- **TASK**
Every line that contains the word "Responsive" should be copied out.

(Dataset items)
········
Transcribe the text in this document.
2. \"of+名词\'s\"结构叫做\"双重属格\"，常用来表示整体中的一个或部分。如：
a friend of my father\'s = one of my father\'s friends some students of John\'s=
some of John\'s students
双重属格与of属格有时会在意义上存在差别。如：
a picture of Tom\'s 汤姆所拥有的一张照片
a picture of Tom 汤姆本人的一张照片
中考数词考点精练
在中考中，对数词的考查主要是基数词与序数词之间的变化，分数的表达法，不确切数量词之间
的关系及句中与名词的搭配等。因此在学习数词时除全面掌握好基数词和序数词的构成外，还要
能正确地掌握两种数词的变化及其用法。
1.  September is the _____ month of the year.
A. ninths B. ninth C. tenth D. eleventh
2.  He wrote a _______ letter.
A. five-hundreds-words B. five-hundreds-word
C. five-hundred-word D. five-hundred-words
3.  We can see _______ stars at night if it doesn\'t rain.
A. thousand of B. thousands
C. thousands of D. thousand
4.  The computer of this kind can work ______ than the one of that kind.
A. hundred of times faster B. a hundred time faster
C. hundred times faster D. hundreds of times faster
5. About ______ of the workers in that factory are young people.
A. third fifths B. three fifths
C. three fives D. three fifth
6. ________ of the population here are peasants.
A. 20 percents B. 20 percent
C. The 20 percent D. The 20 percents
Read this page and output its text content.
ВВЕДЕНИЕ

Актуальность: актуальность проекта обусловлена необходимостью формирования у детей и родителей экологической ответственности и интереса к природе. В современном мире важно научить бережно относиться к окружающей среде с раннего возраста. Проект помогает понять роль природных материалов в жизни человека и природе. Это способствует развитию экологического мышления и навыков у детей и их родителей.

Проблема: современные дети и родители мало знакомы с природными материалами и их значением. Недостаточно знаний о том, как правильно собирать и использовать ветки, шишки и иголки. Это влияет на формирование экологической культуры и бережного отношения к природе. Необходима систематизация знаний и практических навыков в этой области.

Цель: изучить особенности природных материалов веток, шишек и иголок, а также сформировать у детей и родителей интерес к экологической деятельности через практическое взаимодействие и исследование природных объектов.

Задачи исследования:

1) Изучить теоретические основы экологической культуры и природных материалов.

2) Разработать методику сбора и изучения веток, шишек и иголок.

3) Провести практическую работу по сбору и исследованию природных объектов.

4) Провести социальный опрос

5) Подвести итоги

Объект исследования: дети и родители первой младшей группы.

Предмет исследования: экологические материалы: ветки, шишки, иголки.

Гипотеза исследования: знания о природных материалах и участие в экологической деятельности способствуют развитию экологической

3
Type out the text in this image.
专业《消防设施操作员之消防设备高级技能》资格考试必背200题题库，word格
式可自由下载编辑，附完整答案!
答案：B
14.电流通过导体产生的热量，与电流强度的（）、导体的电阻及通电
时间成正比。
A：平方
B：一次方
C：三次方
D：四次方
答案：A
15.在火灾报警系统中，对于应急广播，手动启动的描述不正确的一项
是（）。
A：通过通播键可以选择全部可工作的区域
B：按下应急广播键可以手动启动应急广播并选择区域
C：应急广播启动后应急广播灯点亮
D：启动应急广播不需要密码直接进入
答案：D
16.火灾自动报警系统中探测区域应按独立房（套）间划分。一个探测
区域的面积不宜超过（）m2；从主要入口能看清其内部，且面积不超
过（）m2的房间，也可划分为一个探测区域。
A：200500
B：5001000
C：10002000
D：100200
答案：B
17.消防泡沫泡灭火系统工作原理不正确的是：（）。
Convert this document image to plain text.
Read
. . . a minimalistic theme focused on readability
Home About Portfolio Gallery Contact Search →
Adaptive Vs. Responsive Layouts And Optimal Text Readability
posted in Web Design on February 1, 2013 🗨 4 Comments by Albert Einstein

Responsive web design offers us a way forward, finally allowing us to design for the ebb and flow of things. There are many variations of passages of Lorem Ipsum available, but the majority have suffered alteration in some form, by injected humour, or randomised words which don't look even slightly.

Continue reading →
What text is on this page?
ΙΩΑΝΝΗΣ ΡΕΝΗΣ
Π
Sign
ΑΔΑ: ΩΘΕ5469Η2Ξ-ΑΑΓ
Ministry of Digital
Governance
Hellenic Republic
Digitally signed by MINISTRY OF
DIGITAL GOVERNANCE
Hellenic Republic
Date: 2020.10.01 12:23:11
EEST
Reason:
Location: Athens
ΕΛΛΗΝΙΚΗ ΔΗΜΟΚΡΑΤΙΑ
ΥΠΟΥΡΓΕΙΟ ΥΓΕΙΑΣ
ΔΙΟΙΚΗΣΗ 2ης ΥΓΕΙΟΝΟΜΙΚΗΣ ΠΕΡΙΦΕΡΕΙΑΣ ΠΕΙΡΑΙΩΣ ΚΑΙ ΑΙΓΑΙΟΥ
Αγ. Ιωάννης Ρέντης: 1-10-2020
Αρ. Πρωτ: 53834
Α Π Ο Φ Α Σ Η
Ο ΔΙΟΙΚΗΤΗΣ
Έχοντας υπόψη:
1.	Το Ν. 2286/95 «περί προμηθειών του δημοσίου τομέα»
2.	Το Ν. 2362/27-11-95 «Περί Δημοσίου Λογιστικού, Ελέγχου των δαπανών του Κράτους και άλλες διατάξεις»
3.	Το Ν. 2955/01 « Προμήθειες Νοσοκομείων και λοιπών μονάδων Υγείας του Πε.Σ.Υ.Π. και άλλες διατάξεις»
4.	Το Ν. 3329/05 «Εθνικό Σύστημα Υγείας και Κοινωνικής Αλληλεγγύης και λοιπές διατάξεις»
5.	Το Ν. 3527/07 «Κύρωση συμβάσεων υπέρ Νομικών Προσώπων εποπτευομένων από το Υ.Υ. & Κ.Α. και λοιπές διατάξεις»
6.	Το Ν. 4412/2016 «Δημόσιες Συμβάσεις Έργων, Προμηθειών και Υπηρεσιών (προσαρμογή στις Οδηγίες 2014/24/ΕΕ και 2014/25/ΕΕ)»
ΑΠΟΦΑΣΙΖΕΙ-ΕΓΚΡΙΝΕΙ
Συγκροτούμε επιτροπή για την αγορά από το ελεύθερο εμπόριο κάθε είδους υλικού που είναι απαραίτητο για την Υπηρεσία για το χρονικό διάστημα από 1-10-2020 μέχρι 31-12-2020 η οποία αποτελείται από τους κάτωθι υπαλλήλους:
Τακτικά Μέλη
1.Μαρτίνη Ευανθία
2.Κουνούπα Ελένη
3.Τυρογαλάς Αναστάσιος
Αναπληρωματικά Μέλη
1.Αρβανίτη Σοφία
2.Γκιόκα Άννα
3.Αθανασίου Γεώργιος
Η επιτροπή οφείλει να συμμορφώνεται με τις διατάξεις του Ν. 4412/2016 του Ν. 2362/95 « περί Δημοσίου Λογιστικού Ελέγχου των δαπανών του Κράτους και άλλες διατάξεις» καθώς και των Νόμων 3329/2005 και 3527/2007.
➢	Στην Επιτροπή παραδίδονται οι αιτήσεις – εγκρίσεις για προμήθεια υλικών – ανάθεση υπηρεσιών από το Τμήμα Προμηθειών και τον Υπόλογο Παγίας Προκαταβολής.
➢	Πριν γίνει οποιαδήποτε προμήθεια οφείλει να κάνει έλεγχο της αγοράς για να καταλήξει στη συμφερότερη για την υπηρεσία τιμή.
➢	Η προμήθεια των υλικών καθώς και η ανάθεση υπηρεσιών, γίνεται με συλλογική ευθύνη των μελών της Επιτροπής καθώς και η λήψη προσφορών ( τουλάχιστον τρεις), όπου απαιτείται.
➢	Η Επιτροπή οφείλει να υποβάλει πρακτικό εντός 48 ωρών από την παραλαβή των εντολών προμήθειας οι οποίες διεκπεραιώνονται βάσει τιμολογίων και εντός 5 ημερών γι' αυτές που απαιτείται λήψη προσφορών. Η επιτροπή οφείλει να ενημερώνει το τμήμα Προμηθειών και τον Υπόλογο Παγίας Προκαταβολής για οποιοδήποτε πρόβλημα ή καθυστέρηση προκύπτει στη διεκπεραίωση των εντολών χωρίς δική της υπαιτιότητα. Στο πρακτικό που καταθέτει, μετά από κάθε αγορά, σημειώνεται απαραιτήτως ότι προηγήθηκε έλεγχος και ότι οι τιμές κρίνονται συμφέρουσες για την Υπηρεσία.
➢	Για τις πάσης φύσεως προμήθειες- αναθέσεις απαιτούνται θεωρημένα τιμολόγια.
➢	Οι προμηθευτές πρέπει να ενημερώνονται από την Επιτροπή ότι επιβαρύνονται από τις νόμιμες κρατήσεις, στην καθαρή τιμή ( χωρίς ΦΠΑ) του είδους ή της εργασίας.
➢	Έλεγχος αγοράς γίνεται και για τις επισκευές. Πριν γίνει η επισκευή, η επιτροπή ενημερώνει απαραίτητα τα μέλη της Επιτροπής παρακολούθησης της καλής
········
- **TASK SOLUTION**
Adaptive Vs. Responsive Layouts And Optimal Text Readability
Responsive web design offers us a way forward, finally allowing us to design for the ebb and flow of things. There are many variations of passages of Lorem Ipsum available, but the majority have suffered alteration in some form, by injected humour, or randomised words which don't look even slightly.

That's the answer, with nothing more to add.